**Passage given**
Having determined that the lack of berms presents an over traveling and overturning hazard or an endangerment hazard to vehicle occupants near drop-offs, I now consider whether “there exists a reasonable likelihood of the occurrence of the hazard against which the [standard] is directed.”  Newtown Energy, 38 FMSHRC at 2037.  In the context of Citation No. 8890960, I must determine whether the unbermed condition of the roadways around the south lake would lead to a vehicle traveling too close to the edge of the lake and overturning or endangering occupants.  I note that, under Commission precedent, “[t]he question of whether a violation is S&S must be resolved on the basis of the conditions as they existed at the time of the violation and as they might have existed under continued normal mining operations.” Manalapan Mining Co., 18 FMSHRC 1375, 1382 (Aug. 1996) (Comm'rs Holden and Riley, plurality) (citing Eastern Associated Coal Corp., 13 FMSHRC 178, 183 (Feb. 1991); U.S. Steel Mining Co., 7 FMRHC at 1130.

**Exercise description**
In the passage above about unbermed roadways, on what basis does Commission precedent say the question of whether a violation is S&S must be resolved?

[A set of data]

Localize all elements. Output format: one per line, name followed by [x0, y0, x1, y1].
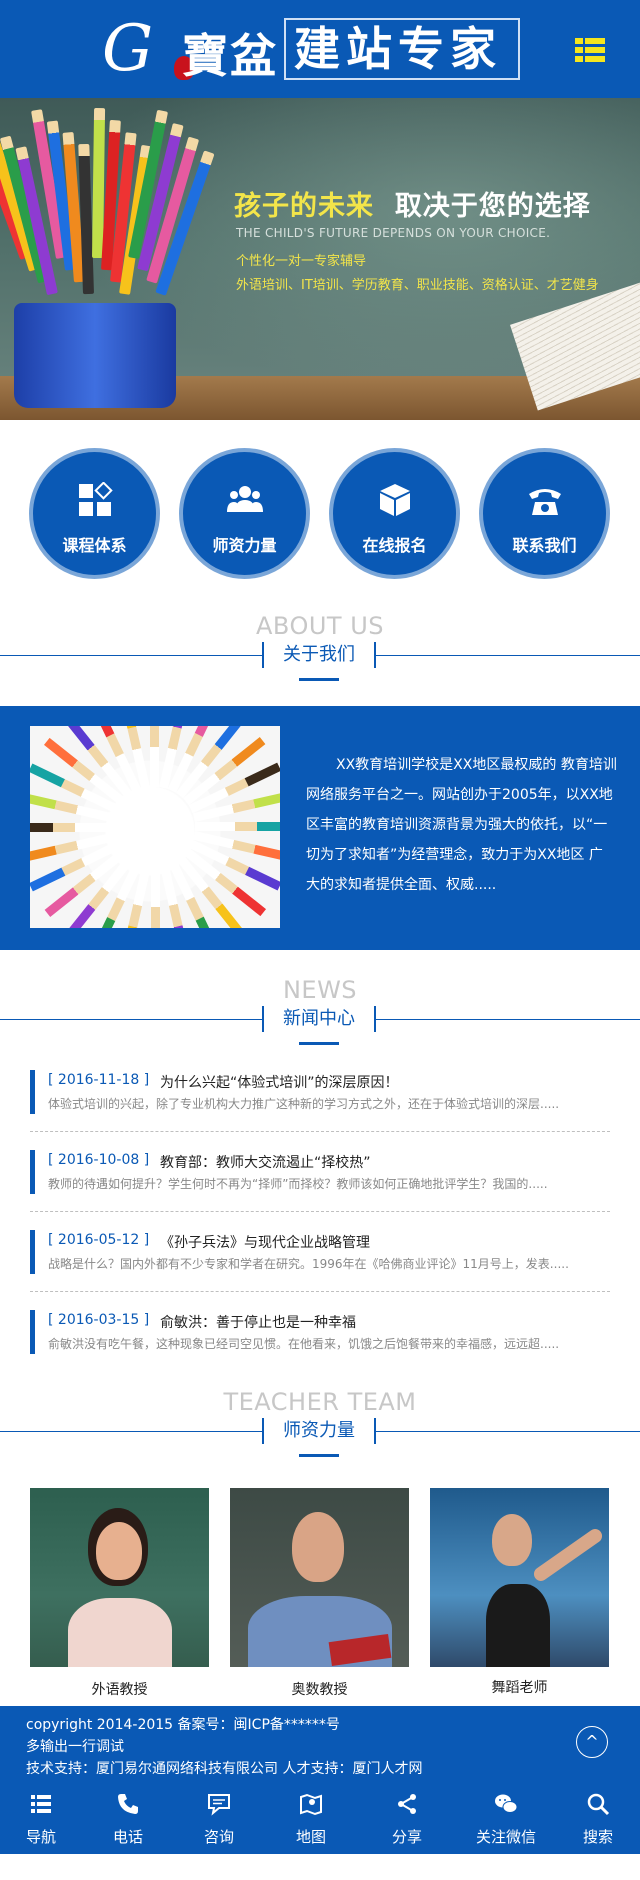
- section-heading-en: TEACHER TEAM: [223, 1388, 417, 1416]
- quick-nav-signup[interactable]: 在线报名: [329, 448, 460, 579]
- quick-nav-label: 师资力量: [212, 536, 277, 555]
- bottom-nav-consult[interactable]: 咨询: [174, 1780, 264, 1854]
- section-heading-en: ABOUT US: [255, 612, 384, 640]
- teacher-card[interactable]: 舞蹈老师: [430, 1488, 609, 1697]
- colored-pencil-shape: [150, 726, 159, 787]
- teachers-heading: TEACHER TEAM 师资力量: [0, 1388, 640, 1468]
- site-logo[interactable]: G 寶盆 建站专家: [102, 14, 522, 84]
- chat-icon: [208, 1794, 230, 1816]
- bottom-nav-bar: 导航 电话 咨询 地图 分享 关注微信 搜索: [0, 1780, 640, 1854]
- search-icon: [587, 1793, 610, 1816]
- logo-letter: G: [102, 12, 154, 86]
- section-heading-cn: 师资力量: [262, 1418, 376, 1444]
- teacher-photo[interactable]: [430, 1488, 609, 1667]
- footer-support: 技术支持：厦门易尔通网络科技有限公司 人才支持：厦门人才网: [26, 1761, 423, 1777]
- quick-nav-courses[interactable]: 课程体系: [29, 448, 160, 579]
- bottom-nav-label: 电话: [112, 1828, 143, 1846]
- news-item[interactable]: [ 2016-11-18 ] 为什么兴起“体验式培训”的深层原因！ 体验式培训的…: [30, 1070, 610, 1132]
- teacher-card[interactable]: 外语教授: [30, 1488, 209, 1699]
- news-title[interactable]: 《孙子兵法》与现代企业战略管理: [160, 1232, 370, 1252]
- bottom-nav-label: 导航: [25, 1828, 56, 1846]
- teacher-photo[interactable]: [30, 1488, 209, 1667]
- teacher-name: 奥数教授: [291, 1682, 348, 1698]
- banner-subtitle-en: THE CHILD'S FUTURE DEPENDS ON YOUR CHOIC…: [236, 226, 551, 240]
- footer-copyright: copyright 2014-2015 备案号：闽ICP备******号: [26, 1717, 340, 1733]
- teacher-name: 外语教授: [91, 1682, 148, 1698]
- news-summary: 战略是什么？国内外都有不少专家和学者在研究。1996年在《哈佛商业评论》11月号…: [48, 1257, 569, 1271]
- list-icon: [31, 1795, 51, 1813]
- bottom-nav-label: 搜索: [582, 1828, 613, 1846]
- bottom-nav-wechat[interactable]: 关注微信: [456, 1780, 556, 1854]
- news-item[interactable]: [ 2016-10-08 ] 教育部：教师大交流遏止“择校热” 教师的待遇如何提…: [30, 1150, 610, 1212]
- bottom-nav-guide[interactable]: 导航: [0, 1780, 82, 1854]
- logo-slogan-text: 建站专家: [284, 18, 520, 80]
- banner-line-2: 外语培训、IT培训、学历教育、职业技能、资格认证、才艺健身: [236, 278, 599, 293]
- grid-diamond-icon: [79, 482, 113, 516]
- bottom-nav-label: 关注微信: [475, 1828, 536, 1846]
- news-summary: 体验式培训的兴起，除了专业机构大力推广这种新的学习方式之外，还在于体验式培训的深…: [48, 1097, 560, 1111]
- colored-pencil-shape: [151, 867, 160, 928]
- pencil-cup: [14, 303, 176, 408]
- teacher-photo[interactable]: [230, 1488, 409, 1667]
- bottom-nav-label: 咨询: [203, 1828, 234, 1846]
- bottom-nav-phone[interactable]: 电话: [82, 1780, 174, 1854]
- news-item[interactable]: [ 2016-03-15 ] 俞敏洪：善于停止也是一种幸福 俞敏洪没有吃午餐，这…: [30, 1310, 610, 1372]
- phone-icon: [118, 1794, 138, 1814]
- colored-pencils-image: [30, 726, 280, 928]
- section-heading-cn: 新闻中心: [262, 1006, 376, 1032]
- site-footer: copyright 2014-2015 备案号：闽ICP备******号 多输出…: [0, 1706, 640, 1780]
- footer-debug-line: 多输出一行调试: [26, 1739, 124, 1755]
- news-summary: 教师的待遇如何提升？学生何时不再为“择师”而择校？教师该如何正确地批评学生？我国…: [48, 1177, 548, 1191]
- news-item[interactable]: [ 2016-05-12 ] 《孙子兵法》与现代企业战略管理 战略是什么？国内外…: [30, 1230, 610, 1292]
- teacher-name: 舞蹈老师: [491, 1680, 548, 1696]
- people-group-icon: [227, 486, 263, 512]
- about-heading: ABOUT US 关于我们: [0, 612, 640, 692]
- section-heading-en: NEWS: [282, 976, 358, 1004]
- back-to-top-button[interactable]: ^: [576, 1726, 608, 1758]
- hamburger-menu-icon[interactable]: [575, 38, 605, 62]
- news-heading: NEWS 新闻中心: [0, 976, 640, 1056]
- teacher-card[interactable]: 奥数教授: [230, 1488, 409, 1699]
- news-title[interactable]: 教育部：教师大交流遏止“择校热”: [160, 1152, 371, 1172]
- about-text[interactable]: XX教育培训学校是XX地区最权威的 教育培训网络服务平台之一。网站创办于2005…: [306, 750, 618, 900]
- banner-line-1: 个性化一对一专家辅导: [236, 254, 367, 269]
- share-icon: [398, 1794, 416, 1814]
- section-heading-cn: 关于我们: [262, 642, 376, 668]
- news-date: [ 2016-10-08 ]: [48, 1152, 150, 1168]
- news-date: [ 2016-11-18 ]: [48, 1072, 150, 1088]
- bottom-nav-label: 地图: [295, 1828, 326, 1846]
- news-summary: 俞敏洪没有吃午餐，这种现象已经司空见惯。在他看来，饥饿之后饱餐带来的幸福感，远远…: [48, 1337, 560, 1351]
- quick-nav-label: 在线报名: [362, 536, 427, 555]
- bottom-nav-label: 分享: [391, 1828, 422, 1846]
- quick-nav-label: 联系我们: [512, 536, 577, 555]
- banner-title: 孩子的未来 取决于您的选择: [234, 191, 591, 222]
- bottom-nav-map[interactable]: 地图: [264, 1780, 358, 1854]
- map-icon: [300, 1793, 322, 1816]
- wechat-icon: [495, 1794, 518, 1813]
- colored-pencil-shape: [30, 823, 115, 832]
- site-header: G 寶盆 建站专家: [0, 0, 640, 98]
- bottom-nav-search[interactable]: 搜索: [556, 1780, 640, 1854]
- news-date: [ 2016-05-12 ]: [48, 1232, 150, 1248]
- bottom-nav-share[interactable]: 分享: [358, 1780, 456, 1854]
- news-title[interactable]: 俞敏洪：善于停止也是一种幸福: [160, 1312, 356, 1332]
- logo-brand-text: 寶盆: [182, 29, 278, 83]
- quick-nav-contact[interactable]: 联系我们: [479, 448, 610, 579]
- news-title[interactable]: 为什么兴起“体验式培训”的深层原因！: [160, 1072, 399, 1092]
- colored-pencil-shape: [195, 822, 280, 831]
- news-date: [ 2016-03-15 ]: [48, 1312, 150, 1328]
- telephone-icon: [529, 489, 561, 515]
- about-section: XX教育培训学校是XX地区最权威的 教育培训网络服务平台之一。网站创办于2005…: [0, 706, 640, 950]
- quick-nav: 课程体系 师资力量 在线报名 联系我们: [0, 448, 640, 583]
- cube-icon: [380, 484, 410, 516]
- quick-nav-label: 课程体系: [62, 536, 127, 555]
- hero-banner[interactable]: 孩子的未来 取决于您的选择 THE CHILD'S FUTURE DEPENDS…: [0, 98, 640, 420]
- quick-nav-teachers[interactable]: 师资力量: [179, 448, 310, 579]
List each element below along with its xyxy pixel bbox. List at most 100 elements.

--

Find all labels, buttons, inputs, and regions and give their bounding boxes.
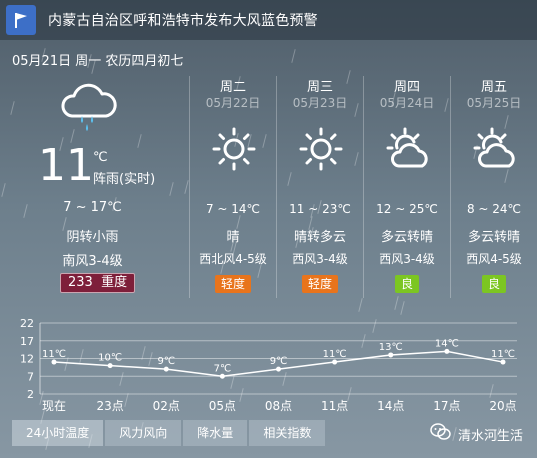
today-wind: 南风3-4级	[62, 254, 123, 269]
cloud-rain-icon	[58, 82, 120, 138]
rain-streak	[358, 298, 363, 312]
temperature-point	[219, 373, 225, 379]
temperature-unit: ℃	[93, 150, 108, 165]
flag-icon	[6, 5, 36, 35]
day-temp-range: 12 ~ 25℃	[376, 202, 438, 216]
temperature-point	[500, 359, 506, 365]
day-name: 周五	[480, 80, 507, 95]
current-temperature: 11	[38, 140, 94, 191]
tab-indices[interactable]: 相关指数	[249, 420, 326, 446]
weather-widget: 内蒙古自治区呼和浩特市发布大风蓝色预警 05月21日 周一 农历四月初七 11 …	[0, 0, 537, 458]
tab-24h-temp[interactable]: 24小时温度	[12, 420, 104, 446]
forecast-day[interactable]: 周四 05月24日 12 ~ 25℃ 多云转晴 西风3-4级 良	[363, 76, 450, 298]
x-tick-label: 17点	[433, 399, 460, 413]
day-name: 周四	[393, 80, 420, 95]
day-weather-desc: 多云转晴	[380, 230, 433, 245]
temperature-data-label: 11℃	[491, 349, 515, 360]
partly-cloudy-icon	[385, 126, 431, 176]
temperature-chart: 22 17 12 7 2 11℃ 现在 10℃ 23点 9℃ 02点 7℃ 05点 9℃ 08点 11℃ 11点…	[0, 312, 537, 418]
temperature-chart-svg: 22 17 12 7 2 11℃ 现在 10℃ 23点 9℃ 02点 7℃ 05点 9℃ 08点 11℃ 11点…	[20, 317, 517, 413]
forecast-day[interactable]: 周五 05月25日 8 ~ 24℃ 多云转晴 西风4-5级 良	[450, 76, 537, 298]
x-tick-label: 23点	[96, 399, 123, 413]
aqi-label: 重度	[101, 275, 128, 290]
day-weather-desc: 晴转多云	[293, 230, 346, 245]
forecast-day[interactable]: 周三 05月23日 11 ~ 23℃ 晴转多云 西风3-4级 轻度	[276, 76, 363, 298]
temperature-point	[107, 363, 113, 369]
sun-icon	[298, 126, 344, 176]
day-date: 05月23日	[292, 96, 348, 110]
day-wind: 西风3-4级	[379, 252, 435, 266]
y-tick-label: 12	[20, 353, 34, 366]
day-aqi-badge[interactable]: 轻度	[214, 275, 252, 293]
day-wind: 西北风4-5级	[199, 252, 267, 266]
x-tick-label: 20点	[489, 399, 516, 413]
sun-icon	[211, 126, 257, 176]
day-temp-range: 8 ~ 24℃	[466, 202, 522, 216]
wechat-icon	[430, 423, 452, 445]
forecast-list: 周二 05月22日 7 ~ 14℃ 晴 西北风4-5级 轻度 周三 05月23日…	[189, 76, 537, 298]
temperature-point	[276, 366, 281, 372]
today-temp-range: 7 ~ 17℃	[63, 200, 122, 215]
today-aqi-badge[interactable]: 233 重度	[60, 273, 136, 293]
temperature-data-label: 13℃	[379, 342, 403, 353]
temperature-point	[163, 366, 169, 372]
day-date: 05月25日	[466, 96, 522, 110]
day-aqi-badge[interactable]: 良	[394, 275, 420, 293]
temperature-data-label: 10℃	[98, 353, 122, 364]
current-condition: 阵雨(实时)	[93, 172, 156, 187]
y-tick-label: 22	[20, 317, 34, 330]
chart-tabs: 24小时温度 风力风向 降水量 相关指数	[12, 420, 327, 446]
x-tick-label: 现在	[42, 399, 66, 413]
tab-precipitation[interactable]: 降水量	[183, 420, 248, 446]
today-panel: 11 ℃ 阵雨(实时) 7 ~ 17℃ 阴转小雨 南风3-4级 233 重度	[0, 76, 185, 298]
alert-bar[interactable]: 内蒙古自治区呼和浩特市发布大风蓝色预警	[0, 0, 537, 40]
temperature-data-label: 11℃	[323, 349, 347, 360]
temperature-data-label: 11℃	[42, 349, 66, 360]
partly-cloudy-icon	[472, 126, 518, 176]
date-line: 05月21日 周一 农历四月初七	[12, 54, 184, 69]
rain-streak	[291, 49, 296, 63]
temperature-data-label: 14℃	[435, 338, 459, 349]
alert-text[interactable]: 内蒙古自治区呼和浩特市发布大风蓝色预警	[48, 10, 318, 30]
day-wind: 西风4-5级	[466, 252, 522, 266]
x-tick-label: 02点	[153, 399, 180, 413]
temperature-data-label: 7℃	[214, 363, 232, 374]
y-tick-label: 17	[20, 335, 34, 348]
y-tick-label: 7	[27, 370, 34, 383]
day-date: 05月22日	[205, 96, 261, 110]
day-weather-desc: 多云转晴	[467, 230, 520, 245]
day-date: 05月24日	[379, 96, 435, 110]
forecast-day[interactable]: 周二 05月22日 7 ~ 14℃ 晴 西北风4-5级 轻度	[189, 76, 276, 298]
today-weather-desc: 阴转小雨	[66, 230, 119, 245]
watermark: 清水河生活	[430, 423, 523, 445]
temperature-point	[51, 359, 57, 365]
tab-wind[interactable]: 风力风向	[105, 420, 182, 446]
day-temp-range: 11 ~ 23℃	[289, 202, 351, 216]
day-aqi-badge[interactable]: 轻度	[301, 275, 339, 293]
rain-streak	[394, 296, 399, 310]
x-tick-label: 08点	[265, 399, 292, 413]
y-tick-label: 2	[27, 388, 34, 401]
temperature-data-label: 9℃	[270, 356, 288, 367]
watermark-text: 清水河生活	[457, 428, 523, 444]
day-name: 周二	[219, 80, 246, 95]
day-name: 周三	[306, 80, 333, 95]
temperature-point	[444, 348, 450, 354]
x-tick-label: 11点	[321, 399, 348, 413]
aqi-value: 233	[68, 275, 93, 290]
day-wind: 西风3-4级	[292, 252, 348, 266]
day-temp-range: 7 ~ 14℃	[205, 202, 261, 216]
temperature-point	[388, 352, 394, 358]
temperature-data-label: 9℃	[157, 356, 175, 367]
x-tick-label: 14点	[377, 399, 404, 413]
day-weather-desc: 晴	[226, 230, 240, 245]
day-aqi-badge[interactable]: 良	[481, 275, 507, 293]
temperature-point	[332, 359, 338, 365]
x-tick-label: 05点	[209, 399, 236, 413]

**Task response**
On the basis of the conditions as they existed at the time of the violation and as they might have existed under continued normal mining operations.